Exercise instructions ▸
Assemble all lines in which the string "المشايخ" appears.

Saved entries
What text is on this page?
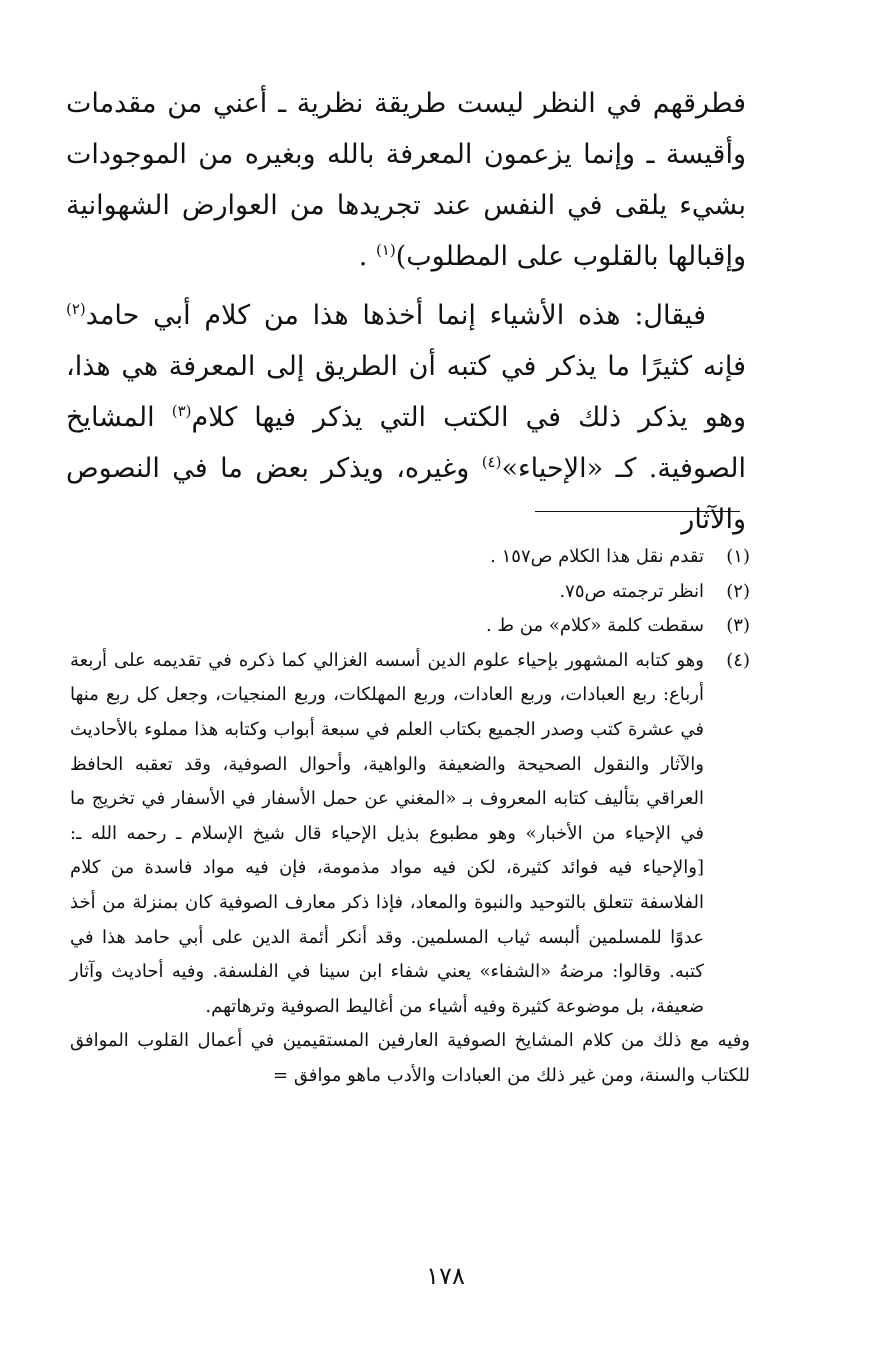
فطرقهم في النظر ليست طريقة نظرية ـ أعني من مقدمات وأقيسة ـ وإنما يزعمون المعرفة بالله وبغيره من الموجودات بشيء يلقى في النفس عند تجريدها من العوارض الشهوانية وإقبالها بالقلوب على المطلوب)$^{(١)}$ .

فيقال: هذه الأشياء إنما أخذها هذا من كلام أبي حامد$^{(٢)}$ فإنه كثيرًا ما يذكر في كتبه أن الطريق إلى المعرفة هي هذا، وهو يذكر ذلك في الكتب التي يذكر فيها كلام$^{(٣)}$ المشايخ الصوفية. كـ «الإحياء»$^{(٤)}$ وغيره، ويذكر بعض ما في النصوص والآثار

(١)
تقدم نقل هذا الكلام ص١٥٧ .
(٢)
انظر ترجمته ص٧٥.
(٣)
سقطت كلمة «كلام» من ط .
(٤)
وهو كتابه المشهور بإحياء علوم الدين أسسه الغزالي كما ذكره في تقديمه على أربعة أرباع: ربع العبادات، وربع العادات، وربع المهلكات، وربع المنجيات، وجعل كل ربع منها في عشرة كتب وصدر الجميع بكتاب العلم في سبعة أبواب وكتابه هذا مملوء بالأحاديث والآثار والنقول الصحيحة والضعيفة والواهية، وأحوال الصوفية، وقد تعقبه الحافظ العراقي بتأليف كتابه المعروف بـ «المغني عن حمل الأسفار في الأسفار في تخريج ما في الإحياء من الأخبار» وهو مطبوع بذيل الإحياء قال شيخ الإسلام ـ رحمه الله ـ: [والإحياء فيه فوائد كثيرة، لكن فيه مواد مذمومة، فإن فيه مواد فاسدة من كلام الفلاسفة تتعلق بالتوحيد والنبوة والمعاد، فإذا ذكر معارف الصوفية كان بمنزلة من أخذ عدوًا للمسلمين ألبسه ثياب المسلمين. وقد أنكر أئمة الدين على أبي حامد هذا في كتبه. وقالوا: مرضهُ «الشفاء» يعني شفاء ابن سينا في الفلسفة. وفيه أحاديث وآثار ضعيفة، بل موضوعة كثيرة وفيه أشياء من أغاليط الصوفية وترهاتهم.

وفيه مع ذلك من كلام المشايخ الصوفية العارفين المستقيمين في أعمال القلوب الموافق للكتاب والسنة، ومن غير ذلك من العبادات والأدب ماهو موافق =

١٧٨
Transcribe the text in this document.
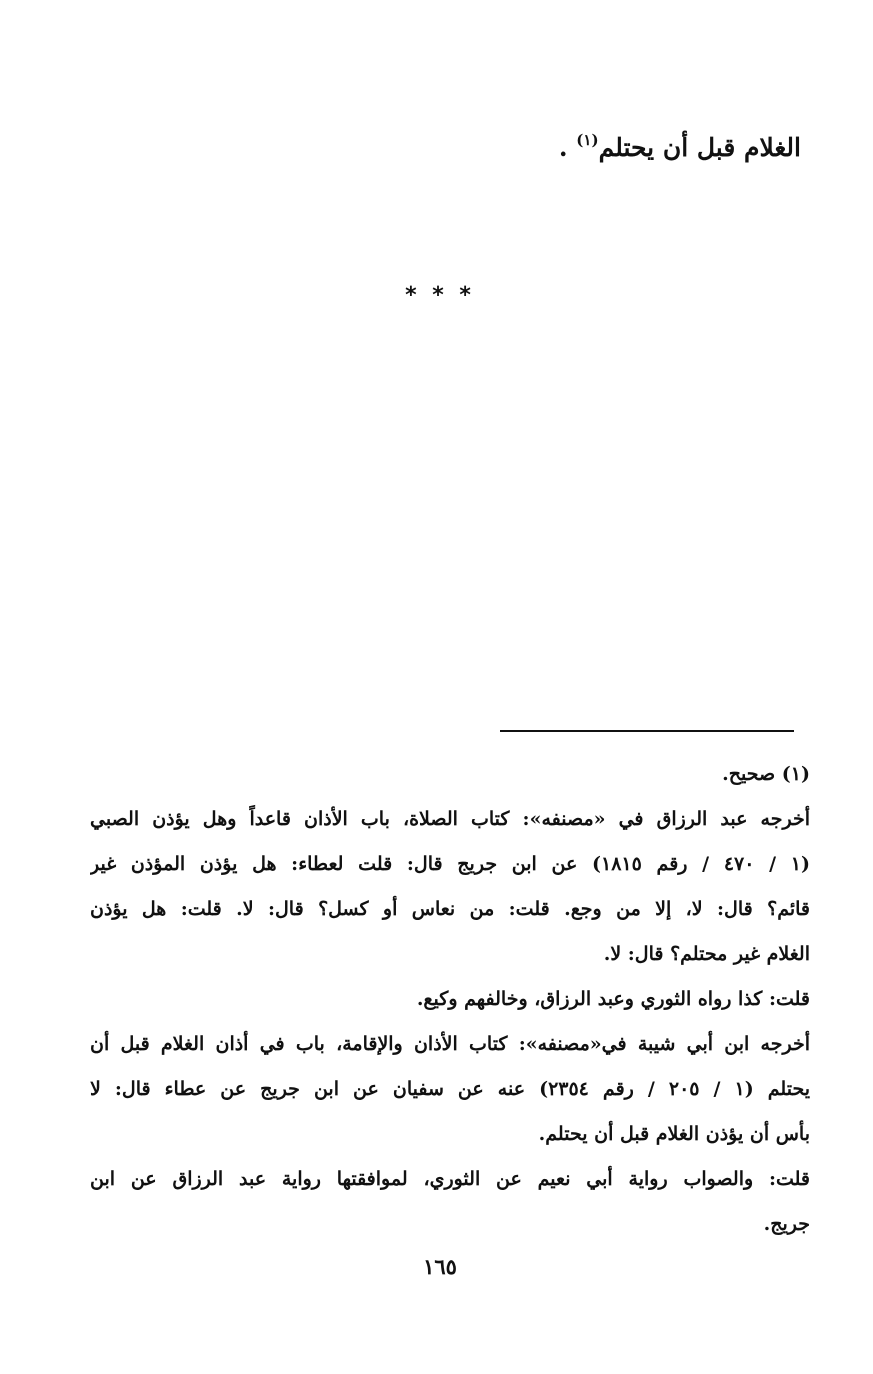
الغلام قبل أن يحتلم$^{(١)}$ .
* * *
(١) صحيح.
أخرجه عبد الرزاق في «مصنفه»: كتاب الصلاة، باب الأذان قاعداً وهل يؤذن الصبي
(١ / ٤٧٠ / رقم ١٨١٥) عن ابن جريج قال: قلت لعطاء: هل يؤذن المؤذن غير
قائم؟ قال: لا، إلا من وجع. قلت: من نعاس أو كسل؟ قال: لا. قلت: هل يؤذن
الغلام غير محتلم؟ قال: لا.
قلت: كذا رواه الثوري وعبد الرزاق، وخالفهم وكيع.
أخرجه ابن أبي شيبة في«مصنفه»: كتاب الأذان والإقامة، باب في أذان الغلام قبل أن
يحتلم (١ / ٢٠٥ / رقم ٢٣٥٤) عنه عن سفيان عن ابن جريج عن عطاء قال: لا
بأس أن يؤذن الغلام قبل أن يحتلم.
قلت: والصواب رواية أبي نعيم عن الثوري، لموافقتها رواية عبد الرزاق عن ابن
جريج.
١٦٥
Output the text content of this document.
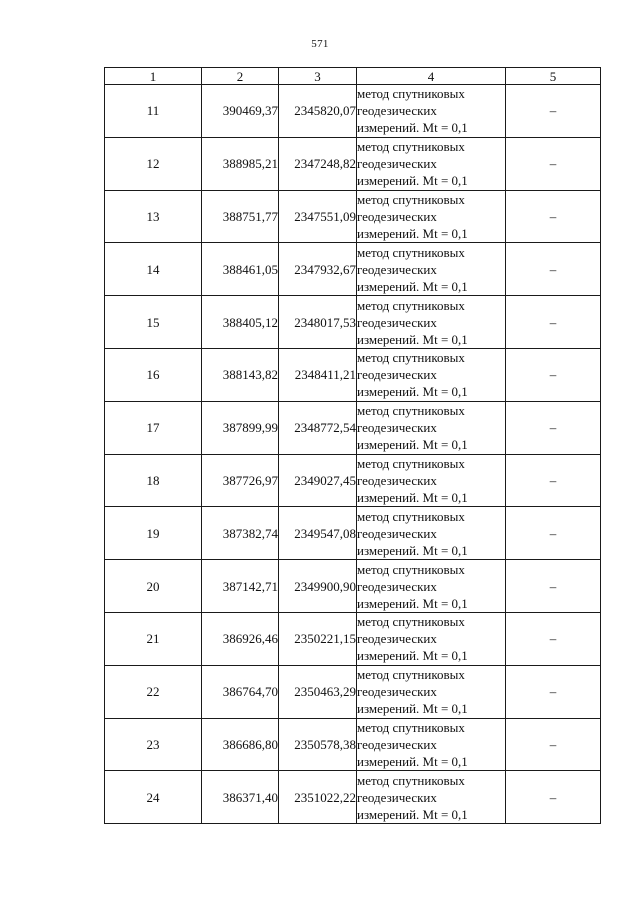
571
1	2	3	4	5
11	390469,37	2345820,07	метод спутниковых
геодезических
измерений. Mt = 0,1	–
12	388985,21	2347248,82	метод спутниковых
геодезических
измерений. Mt = 0,1	–
13	388751,77	2347551,09	метод спутниковых
геодезических
измерений. Mt = 0,1	–
14	388461,05	2347932,67	метод спутниковых
геодезических
измерений. Mt = 0,1	–
15	388405,12	2348017,53	метод спутниковых
геодезических
измерений. Mt = 0,1	–
16	388143,82	2348411,21	метод спутниковых
геодезических
измерений. Mt = 0,1	–
17	387899,99	2348772,54	метод спутниковых
геодезических
измерений. Mt = 0,1	–
18	387726,97	2349027,45	метод спутниковых
геодезических
измерений. Mt = 0,1	–
19	387382,74	2349547,08	метод спутниковых
геодезических
измерений. Mt = 0,1	–
20	387142,71	2349900,90	метод спутниковых
геодезических
измерений. Mt = 0,1	–
21	386926,46	2350221,15	метод спутниковых
геодезических
измерений. Mt = 0,1	–
22	386764,70	2350463,29	метод спутниковых
геодезических
измерений. Mt = 0,1	–
23	386686,80	2350578,38	метод спутниковых
геодезических
измерений. Mt = 0,1	–
24	386371,40	2351022,22	метод спутниковых
геодезических
измерений. Mt = 0,1	–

Exercise response ▸
فيقال: هذه الأشياء إنما أخذها هذا من كلام أبي حامد$^{(٢)}$ فإنه كثيرًا ما يذكر في كتبه أن الطريق إلى المعرفة هي هذا، وهو يذكر ذلك في الكتب التي يذكر فيها كلام$^{(٣)}$ المشايخ الصوفية. كـ «الإحياء»$^{(٤)}$ وغيره، ويذكر بعض ما في النصوص والآثار
وفيه مع ذلك من كلام المشايخ الصوفية العارفين المستقيمين في أعمال القلوب الموافق للكتاب والسنة، ومن غير ذلك من العبادات والأدب ماهو موافق =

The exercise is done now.